**Job**.
Work out the number of lines containing "гран". Answer with nothing but that number.

**Given data**.
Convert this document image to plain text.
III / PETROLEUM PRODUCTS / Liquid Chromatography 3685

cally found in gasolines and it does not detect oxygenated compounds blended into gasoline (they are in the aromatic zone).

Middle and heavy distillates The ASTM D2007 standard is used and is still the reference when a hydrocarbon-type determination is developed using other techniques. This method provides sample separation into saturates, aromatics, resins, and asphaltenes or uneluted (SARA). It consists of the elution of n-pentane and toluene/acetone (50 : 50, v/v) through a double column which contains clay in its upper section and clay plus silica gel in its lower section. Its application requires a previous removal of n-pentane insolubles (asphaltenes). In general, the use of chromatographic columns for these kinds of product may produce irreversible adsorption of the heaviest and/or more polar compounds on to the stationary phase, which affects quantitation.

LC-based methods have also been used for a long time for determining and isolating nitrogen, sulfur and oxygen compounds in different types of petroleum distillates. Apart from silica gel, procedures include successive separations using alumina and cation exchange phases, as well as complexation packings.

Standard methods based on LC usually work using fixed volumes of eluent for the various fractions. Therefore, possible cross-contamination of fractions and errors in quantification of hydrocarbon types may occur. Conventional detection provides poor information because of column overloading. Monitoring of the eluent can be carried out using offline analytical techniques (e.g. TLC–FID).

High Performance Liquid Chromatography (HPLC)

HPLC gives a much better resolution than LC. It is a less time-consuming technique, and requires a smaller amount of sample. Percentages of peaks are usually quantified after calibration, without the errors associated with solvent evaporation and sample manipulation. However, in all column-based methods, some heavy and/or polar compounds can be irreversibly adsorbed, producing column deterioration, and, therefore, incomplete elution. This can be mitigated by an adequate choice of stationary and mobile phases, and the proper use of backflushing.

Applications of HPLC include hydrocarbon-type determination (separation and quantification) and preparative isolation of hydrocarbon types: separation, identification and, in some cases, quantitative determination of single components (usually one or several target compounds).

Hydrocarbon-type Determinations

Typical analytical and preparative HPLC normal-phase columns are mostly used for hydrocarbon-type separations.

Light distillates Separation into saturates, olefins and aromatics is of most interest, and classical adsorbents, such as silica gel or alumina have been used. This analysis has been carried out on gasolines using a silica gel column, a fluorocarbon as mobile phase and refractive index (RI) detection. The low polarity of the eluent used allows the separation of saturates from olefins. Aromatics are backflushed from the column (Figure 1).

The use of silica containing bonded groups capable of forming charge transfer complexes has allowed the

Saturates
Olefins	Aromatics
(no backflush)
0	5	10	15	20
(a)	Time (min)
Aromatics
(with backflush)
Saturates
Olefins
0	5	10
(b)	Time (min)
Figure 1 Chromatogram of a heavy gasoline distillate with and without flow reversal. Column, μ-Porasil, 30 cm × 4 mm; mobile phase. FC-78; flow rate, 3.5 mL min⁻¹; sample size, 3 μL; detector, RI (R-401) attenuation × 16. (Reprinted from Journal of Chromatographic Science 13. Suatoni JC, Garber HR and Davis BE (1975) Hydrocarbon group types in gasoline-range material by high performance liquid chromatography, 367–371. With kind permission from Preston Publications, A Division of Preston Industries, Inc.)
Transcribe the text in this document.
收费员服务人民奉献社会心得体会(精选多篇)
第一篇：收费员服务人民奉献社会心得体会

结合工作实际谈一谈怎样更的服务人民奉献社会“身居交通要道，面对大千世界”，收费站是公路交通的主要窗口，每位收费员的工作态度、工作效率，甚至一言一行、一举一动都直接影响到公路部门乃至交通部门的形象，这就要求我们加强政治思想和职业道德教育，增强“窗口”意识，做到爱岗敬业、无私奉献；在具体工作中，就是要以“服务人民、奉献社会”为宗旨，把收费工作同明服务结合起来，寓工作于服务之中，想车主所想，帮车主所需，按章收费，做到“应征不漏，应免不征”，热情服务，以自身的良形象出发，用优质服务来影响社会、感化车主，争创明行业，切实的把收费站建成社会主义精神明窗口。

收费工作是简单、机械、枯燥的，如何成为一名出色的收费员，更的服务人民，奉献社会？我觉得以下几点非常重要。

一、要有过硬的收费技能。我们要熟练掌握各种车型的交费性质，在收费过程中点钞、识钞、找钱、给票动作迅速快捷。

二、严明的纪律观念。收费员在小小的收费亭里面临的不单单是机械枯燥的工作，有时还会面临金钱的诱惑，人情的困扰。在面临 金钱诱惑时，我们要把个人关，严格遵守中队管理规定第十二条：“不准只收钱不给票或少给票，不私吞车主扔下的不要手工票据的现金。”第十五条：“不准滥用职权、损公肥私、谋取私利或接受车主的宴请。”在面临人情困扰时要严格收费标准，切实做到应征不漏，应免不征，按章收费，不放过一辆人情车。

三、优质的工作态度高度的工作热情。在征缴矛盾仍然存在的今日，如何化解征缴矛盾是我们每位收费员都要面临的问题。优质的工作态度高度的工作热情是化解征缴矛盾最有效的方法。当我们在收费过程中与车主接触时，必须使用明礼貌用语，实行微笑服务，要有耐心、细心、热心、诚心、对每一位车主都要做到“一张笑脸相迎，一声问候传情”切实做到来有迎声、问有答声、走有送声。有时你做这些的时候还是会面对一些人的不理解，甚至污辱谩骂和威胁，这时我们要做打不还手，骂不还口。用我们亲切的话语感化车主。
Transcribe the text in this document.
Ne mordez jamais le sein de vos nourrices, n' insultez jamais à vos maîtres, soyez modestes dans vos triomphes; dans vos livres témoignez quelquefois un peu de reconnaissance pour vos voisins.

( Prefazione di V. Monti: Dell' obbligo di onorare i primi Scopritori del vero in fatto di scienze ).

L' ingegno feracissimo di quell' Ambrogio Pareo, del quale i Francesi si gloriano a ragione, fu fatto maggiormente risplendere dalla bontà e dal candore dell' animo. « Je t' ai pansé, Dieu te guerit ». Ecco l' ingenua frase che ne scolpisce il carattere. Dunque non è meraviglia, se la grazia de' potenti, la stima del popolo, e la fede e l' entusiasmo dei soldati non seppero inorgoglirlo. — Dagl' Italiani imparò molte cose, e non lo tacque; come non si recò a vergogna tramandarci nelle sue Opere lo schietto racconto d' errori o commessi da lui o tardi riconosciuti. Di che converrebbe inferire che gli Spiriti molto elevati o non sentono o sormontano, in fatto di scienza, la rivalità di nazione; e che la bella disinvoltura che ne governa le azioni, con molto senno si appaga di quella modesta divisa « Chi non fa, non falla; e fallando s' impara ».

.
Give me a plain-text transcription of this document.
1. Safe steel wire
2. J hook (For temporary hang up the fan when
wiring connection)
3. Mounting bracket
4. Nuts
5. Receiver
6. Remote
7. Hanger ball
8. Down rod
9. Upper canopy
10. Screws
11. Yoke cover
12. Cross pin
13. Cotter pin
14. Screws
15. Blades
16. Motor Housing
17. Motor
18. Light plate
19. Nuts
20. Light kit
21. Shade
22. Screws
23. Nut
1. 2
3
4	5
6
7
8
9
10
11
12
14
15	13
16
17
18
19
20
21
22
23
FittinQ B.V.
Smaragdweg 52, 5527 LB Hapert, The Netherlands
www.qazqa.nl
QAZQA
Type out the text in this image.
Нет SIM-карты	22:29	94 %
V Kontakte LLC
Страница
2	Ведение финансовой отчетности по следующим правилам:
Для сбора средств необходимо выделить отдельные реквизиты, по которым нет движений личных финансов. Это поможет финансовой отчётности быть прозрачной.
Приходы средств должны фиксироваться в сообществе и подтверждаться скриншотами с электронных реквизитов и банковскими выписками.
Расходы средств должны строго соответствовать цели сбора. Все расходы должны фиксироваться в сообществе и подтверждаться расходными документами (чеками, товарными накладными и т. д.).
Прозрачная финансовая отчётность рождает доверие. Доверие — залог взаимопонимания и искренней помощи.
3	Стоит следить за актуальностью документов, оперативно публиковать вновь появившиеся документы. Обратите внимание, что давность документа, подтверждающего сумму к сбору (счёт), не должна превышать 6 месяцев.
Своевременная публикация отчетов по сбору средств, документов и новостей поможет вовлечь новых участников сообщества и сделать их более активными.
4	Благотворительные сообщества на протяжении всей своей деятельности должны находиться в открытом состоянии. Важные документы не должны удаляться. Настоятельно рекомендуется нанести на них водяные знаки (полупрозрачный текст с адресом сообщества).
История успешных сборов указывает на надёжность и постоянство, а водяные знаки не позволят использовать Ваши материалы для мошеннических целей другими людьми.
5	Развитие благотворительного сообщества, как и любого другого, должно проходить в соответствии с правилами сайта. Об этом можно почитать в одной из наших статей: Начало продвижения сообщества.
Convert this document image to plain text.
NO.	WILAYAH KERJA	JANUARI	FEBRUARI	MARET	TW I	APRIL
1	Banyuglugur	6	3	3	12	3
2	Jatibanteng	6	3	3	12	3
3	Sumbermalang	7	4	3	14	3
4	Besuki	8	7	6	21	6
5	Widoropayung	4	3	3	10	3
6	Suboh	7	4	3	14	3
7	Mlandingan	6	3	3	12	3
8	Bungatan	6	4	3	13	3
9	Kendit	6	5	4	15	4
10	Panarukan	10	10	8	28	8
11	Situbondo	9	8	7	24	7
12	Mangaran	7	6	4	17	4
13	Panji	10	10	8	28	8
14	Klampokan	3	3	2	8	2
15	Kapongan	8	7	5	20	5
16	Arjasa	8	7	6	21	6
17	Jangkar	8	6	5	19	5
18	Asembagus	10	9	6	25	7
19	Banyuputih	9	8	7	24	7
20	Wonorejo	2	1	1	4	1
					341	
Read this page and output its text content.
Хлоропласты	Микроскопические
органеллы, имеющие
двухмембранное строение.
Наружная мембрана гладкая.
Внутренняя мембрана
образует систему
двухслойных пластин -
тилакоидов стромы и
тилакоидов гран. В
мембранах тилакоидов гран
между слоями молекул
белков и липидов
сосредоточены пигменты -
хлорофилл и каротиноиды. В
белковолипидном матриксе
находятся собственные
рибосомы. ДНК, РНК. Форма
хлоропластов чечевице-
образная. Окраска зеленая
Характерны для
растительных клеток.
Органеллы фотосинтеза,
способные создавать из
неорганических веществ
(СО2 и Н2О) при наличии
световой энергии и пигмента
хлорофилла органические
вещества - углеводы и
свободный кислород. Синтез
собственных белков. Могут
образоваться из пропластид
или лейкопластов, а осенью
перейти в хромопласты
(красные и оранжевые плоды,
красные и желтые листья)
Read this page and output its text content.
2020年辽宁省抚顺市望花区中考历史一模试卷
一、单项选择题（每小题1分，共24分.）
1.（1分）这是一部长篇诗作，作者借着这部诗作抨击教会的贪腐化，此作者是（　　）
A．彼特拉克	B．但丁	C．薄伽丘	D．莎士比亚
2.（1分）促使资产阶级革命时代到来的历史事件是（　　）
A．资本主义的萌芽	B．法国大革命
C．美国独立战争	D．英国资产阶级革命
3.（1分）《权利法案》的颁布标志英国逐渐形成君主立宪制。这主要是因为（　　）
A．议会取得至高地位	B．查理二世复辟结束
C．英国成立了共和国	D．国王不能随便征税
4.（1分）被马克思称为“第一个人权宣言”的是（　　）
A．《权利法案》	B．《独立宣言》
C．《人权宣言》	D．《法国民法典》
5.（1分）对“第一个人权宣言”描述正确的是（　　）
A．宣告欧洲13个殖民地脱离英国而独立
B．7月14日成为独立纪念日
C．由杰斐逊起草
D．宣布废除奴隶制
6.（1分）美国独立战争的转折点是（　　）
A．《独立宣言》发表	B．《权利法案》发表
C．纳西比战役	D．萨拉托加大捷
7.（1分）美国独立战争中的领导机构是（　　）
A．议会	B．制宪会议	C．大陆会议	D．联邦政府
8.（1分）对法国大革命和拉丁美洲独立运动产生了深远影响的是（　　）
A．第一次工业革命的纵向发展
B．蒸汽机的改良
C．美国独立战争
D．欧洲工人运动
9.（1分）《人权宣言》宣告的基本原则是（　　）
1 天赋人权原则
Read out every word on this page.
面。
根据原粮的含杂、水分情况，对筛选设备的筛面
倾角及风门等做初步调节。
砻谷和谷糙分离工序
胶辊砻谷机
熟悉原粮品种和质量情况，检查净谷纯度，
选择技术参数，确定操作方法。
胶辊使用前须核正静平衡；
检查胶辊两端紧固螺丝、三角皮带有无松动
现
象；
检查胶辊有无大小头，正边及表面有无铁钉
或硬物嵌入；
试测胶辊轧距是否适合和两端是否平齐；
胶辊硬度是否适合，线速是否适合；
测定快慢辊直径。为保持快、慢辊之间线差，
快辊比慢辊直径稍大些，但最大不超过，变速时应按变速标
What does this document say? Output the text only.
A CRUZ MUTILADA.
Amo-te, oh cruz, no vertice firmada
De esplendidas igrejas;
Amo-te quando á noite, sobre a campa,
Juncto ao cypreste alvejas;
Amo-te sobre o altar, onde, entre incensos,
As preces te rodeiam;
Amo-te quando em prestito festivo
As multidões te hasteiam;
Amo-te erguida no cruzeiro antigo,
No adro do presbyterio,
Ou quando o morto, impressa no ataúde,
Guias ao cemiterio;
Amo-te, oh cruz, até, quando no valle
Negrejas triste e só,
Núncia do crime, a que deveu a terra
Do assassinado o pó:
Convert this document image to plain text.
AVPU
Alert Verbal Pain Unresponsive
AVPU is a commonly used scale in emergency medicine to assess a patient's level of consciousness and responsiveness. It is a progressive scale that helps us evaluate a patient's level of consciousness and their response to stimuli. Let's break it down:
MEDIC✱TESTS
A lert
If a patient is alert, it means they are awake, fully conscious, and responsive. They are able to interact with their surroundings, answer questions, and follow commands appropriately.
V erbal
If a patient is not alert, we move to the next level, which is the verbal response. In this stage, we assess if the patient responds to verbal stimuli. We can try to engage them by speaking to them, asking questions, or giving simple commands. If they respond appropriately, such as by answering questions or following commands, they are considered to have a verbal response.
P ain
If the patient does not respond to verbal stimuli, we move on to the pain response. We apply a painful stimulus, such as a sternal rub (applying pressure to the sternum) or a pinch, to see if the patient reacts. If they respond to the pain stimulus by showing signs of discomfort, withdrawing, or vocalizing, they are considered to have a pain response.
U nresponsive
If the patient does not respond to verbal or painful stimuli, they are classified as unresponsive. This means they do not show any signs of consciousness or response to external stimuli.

**Task output**.
2